Repeat the data below exactly, dropping any pictures it holds.
--*--
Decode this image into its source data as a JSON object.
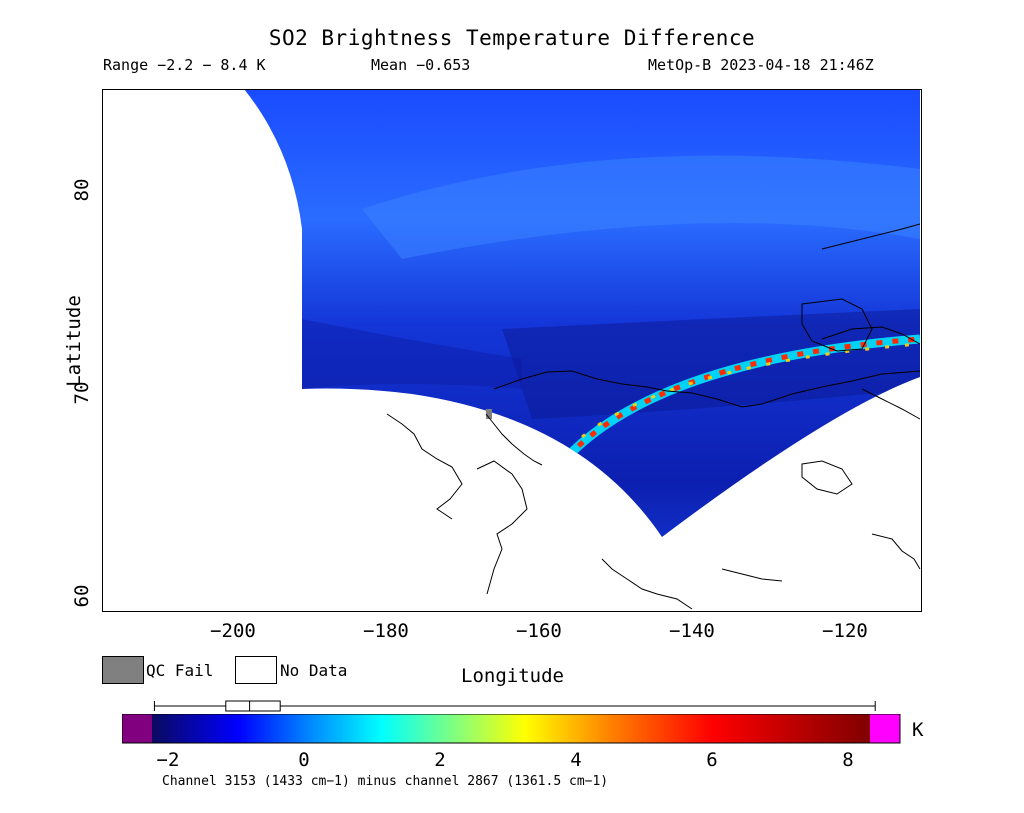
{
  "map": {
    "title": "SO2 Brightness Temperature Difference",
    "range_text": "Range −2.2 − 8.4 K",
    "mean_text": "Mean −0.653",
    "satellite_text": "MetOp-B 2023-04-18 21:46Z",
    "x_axis": {
      "label": "Longitude",
      "ticks": [
        {
          "label": "−200",
          "value": -200
        },
        {
          "label": "−180",
          "value": -180
        },
        {
          "label": "−160",
          "value": -160
        },
        {
          "label": "−140",
          "value": -140
        },
        {
          "label": "−120",
          "value": -120
        }
      ]
    },
    "y_axis": {
      "label": "Latitude",
      "ticks": [
        {
          "label": "80",
          "value": 80
        },
        {
          "label": "70",
          "value": 70
        },
        {
          "label": "60",
          "value": 60
        }
      ]
    },
    "legend": {
      "qc_fail_label": "QC Fail",
      "qc_fail_color": "#808080",
      "no_data_label": "No Data",
      "no_data_color": "#ffffff"
    },
    "colorbar": {
      "unit": "K",
      "min": -2.6,
      "max": 8.4,
      "tick_labels": [
        {
          "label": "−2",
          "value": -2
        },
        {
          "label": "0",
          "value": 0
        },
        {
          "label": "2",
          "value": 2
        },
        {
          "label": "4",
          "value": 4
        },
        {
          "label": "6",
          "value": 6
        },
        {
          "label": "8",
          "value": 8
        }
      ],
      "underflow_color": "#800080",
      "overflow_color": "#ff00ff",
      "box_plot": {
        "whisker_low": -2.2,
        "q1": -1.15,
        "median": -0.8,
        "q3": -0.35,
        "whisker_high": 8.4
      }
    },
    "footer": "Channel 3153 (1433 cm−1) minus channel 2867 (1361.5 cm−1)"
  }
}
--*--
* **Correct result**
Decode this image into its source data as a JSON object.
{
  "map": {
    "title": "SO2 Brightness Temperature Difference",
    "range_text": "Range −2.2 − 8.4 K",
    "mean_text": "Mean −0.653",
    "satellite_text": "MetOp-B 2023-04-18 21:46Z",
    "x_axis": {
      "label": "Longitude",
      "ticks": [
        {
          "label": "−200",
          "value": -200
        },
        {
          "label": "−180",
          "value": -180
        },
        {
          "label": "−160",
          "value": -160
        },
        {
          "label": "−140",
          "value": -140
        },
        {
          "label": "−120",
          "value": -120
        }
      ]
    },
    "y_axis": {
      "label": "Latitude",
      "ticks": [
        {
          "label": "80",
          "value": 80
        },
        {
          "label": "70",
          "value": 70
        },
        {
          "label": "60",
          "value": 60
        }
      ]
    },
    "legend": {
      "qc_fail_label": "QC Fail",
      "qc_fail_color": "#808080",
      "no_data_label": "No Data",
      "no_data_color": "#ffffff"
    },
    "colorbar": {
      "unit": "K",
      "min": -2.6,
      "max": 8.4,
      "tick_labels": [
        {
          "label": "−2",
          "value": -2
        },
        {
          "label": "0",
          "value": 0
        },
        {
          "label": "2",
          "value": 2
        },
        {
          "label": "4",
          "value": 4
        },
        {
          "label": "6",
          "value": 6
        },
        {
          "label": "8",
          "value": 8
        }
      ],
      "underflow_color": "#800080",
      "overflow_color": "#ff00ff",
      "box_plot": {
        "whisker_low": -2.2,
        "q1": -1.15,
        "median": -0.8,
        "q3": -0.35,
        "whisker_high": 8.4
      }
    },
    "footer": "Channel 3153 (1433 cm−1) minus channel 2867 (1361.5 cm−1)"
  }
}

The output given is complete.